Transcribe the entries exactly; images are not part of the copy.

((

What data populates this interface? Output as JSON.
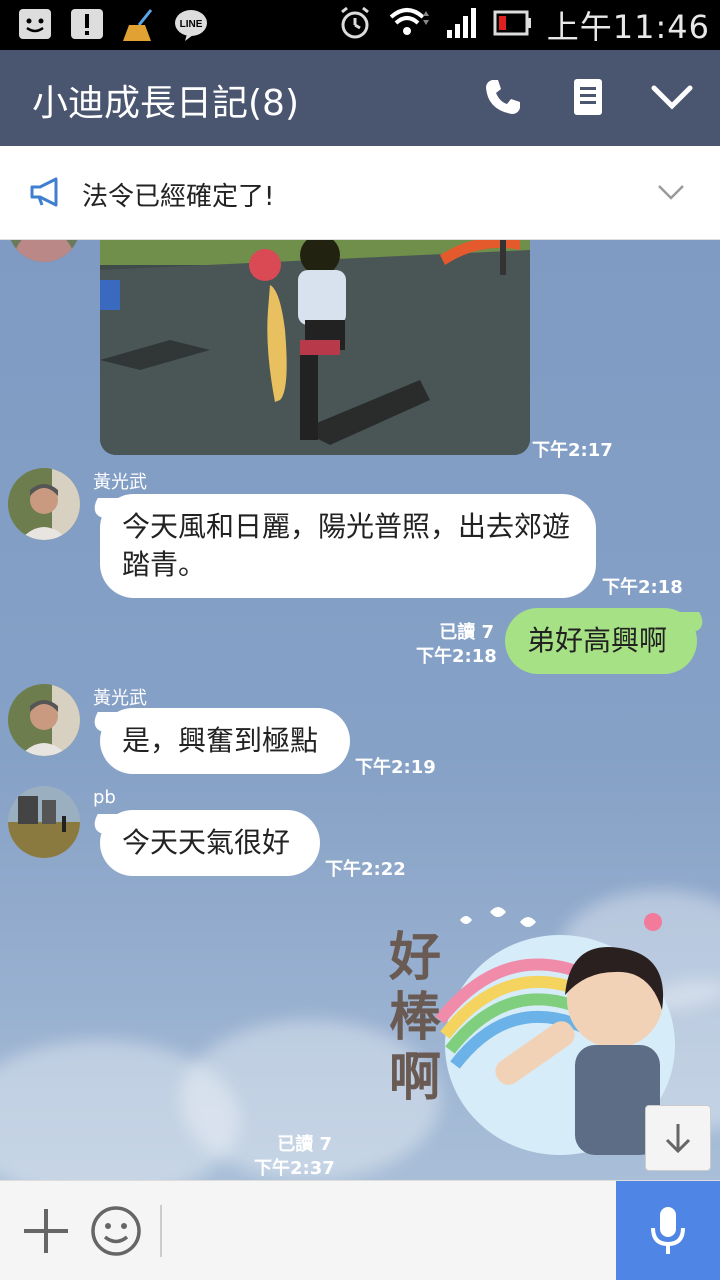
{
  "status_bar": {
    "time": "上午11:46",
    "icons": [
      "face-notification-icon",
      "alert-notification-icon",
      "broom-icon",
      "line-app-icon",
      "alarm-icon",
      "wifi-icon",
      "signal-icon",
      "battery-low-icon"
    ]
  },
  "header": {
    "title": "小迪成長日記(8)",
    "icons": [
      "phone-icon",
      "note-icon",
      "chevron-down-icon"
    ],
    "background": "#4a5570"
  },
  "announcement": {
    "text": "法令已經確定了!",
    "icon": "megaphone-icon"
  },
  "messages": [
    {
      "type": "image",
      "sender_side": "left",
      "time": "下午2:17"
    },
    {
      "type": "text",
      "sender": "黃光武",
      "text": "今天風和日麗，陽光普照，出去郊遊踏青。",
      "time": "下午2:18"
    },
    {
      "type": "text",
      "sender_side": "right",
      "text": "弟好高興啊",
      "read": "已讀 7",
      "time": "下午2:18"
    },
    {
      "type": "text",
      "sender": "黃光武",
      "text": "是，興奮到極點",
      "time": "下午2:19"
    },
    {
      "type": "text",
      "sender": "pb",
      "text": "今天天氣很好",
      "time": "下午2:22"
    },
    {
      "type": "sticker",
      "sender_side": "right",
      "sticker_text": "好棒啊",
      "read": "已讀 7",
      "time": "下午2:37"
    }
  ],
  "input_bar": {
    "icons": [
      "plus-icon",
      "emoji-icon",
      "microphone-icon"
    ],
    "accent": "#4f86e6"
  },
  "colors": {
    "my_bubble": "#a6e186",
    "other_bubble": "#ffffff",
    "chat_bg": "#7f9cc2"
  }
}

))

#### [TASK RESPONSE]
What data populates this interface? Output as JSON.
{
  "status_bar": {
    "time": "上午11:46",
    "icons": [
      "face-notification-icon",
      "alert-notification-icon",
      "broom-icon",
      "line-app-icon",
      "alarm-icon",
      "wifi-icon",
      "signal-icon",
      "battery-low-icon"
    ]
  },
  "header": {
    "title": "小迪成長日記(8)",
    "icons": [
      "phone-icon",
      "note-icon",
      "chevron-down-icon"
    ],
    "background": "#4a5570"
  },
  "announcement": {
    "text": "法令已經確定了!",
    "icon": "megaphone-icon"
  },
  "messages": [
    {
      "type": "image",
      "sender_side": "left",
      "time": "下午2:17"
    },
    {
      "type": "text",
      "sender": "黃光武",
      "text": "今天風和日麗，陽光普照，出去郊遊踏青。",
      "time": "下午2:18"
    },
    {
      "type": "text",
      "sender_side": "right",
      "text": "弟好高興啊",
      "read": "已讀 7",
      "time": "下午2:18"
    },
    {
      "type": "text",
      "sender": "黃光武",
      "text": "是，興奮到極點",
      "time": "下午2:19"
    },
    {
      "type": "text",
      "sender": "pb",
      "text": "今天天氣很好",
      "time": "下午2:22"
    },
    {
      "type": "sticker",
      "sender_side": "right",
      "sticker_text": "好棒啊",
      "read": "已讀 7",
      "time": "下午2:37"
    }
  ],
  "input_bar": {
    "icons": [
      "plus-icon",
      "emoji-icon",
      "microphone-icon"
    ],
    "accent": "#4f86e6"
  },
  "colors": {
    "my_bubble": "#a6e186",
    "other_bubble": "#ffffff",
    "chat_bg": "#7f9cc2"
  }
}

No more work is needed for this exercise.